§ **Task prompt**
Find the word "image" in the records below. List each line containing it.

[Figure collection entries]
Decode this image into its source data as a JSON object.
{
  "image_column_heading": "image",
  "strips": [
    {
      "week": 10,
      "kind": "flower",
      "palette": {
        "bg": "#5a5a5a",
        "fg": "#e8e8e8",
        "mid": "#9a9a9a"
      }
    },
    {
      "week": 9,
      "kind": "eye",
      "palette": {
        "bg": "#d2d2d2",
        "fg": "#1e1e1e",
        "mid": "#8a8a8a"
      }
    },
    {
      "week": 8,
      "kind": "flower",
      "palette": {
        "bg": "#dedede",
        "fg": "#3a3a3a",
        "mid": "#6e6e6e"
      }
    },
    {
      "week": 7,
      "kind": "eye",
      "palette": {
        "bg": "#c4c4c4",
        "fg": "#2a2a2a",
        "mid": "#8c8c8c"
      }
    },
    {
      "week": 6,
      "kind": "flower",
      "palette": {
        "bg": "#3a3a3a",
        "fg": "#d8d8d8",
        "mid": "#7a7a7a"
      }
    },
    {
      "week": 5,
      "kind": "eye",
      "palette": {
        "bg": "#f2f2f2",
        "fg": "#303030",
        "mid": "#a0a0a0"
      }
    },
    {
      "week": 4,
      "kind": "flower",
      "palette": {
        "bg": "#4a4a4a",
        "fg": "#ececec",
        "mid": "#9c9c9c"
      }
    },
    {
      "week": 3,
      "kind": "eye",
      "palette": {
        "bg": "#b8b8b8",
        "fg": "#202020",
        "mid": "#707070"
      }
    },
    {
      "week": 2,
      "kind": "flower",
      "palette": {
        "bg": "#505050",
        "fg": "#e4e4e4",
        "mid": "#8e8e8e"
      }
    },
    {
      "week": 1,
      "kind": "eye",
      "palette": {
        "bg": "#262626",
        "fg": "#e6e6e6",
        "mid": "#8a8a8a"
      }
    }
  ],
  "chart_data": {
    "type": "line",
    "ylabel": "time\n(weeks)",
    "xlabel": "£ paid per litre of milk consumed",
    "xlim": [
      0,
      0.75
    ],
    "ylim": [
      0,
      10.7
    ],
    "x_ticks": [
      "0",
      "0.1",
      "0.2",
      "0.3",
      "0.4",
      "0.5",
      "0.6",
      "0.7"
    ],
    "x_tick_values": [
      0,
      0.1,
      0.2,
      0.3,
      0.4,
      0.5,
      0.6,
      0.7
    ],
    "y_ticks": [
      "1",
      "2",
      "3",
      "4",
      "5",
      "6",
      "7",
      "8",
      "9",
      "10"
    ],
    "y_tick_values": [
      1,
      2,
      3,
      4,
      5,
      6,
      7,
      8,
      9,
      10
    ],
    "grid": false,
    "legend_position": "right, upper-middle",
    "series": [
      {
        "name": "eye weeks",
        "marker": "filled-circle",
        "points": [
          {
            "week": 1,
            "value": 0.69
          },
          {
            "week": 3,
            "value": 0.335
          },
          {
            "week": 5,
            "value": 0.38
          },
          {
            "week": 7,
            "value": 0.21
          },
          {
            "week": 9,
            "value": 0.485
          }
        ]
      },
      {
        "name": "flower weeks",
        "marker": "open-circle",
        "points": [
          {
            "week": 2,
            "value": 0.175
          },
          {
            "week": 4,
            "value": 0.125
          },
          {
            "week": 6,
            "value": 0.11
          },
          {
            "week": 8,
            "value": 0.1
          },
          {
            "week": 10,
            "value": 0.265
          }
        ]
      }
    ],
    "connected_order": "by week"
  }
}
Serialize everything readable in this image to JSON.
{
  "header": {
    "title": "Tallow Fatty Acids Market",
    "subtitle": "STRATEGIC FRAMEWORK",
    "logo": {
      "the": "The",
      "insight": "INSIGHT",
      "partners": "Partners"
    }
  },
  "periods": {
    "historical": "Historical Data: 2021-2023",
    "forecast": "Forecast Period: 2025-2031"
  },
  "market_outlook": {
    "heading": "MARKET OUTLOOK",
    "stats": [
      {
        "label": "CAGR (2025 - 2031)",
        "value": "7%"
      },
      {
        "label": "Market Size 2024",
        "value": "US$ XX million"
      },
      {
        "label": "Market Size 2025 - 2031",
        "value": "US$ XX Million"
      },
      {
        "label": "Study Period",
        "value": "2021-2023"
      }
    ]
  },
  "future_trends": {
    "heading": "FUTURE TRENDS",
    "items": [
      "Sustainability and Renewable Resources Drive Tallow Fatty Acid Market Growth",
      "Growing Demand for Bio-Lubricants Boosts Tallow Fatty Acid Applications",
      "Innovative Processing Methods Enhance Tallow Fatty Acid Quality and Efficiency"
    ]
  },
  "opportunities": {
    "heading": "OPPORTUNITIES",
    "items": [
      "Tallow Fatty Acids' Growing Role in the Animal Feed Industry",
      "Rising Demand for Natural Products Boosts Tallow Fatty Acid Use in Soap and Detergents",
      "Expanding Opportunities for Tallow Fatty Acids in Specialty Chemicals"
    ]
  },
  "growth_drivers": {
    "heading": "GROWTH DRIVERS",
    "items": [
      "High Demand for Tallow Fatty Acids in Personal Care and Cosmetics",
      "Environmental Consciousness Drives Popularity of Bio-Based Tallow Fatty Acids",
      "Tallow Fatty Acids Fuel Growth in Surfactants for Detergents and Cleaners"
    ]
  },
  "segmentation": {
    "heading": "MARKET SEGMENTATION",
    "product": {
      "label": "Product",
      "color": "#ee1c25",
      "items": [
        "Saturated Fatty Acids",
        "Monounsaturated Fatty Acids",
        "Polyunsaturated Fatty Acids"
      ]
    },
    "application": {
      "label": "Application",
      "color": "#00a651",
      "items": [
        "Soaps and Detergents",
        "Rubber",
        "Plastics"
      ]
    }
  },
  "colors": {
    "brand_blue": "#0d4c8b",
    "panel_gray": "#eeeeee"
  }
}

§ **Response to this task**
Decode this image into its source data as a JSON object.
  "image_column_heading": "image",
Serialize everything readable in this image to JSON.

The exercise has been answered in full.